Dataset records
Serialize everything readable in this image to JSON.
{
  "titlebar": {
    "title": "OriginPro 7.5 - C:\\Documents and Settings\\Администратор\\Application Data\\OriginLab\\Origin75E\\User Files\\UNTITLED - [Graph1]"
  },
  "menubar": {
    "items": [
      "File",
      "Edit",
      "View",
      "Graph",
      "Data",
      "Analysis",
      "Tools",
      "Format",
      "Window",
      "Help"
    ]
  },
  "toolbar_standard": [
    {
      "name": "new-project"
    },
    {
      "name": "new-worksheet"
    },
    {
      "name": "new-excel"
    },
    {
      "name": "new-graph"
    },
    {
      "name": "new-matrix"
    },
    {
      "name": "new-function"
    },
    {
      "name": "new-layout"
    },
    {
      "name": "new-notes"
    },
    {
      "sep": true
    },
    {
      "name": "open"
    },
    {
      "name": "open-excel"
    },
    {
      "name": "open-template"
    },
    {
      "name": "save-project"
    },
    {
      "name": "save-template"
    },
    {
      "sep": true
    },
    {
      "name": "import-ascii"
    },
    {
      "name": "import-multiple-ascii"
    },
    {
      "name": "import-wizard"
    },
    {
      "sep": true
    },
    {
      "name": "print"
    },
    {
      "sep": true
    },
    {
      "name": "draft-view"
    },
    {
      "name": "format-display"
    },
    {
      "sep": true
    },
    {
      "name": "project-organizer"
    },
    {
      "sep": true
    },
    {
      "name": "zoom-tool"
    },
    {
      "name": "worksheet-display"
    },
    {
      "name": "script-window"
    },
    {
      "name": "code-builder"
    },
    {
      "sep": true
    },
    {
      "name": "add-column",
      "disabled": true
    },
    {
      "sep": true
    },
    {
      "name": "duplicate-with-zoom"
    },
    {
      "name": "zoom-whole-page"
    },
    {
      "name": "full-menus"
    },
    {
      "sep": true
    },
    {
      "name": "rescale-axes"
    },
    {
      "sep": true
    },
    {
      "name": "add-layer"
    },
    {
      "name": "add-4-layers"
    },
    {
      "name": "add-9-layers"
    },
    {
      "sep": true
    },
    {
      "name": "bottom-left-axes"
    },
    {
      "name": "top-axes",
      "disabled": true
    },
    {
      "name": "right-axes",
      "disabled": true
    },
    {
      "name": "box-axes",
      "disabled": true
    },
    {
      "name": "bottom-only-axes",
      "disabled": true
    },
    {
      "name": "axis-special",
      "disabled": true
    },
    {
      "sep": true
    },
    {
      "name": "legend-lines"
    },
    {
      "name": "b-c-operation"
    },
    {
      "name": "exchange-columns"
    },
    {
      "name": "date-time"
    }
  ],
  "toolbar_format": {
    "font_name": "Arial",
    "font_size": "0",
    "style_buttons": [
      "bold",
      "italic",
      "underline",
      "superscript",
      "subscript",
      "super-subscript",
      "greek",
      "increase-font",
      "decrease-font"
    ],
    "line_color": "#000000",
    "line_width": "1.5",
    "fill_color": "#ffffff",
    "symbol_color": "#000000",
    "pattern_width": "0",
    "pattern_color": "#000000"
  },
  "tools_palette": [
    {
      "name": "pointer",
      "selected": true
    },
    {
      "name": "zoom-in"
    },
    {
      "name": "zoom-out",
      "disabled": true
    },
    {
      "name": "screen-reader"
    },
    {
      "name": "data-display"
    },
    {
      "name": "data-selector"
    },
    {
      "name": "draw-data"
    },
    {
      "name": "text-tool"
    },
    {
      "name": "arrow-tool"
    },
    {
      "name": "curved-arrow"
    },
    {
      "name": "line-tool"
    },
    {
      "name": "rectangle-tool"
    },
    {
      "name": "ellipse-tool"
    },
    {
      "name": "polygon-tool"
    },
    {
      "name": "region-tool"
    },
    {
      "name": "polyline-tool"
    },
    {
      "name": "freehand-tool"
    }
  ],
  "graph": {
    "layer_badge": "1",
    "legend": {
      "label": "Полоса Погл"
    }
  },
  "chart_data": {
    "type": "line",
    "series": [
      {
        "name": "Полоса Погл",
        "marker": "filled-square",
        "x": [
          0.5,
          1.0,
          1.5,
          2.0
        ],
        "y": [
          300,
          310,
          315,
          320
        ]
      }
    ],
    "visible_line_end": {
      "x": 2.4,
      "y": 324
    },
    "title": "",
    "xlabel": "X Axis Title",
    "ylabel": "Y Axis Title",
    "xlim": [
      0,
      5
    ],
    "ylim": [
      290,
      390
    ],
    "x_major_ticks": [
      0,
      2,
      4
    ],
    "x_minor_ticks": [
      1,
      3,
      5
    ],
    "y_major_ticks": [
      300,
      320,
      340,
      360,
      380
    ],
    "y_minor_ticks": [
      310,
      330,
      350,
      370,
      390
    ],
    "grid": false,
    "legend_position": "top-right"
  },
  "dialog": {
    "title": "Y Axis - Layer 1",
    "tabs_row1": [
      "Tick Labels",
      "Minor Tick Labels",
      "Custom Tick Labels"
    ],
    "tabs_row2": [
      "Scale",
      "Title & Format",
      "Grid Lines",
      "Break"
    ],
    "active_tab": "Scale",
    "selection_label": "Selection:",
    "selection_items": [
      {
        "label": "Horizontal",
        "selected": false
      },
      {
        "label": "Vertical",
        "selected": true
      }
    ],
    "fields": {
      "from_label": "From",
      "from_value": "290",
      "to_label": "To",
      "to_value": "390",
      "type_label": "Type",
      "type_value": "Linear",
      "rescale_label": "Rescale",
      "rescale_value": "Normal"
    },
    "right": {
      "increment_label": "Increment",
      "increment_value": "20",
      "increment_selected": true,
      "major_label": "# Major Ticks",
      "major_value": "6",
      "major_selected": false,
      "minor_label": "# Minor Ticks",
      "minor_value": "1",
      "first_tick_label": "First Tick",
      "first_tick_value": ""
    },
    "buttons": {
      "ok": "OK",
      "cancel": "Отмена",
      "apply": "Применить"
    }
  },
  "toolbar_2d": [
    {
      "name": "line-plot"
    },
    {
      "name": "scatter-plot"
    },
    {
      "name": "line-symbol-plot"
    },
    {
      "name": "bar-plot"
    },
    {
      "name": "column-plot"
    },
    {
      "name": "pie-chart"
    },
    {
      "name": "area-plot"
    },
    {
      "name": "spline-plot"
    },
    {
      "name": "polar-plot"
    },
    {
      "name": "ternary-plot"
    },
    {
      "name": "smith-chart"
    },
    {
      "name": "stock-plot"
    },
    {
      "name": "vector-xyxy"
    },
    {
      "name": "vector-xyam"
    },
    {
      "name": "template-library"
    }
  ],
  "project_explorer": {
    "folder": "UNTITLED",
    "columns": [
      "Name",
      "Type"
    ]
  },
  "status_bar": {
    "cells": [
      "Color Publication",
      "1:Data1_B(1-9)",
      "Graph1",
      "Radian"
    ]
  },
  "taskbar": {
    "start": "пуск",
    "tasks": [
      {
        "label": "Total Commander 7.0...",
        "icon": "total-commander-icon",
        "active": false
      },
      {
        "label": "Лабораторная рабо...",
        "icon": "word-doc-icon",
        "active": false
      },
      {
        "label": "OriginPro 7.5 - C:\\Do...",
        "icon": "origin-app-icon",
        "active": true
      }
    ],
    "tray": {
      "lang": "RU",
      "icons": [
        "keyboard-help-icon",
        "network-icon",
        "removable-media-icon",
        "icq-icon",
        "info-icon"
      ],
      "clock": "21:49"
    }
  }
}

# EXERCISE TASK
Report how many lines of the data contain the word "worksheet", using the number alone.

# SOLUTION TO THIS PROBLEM
2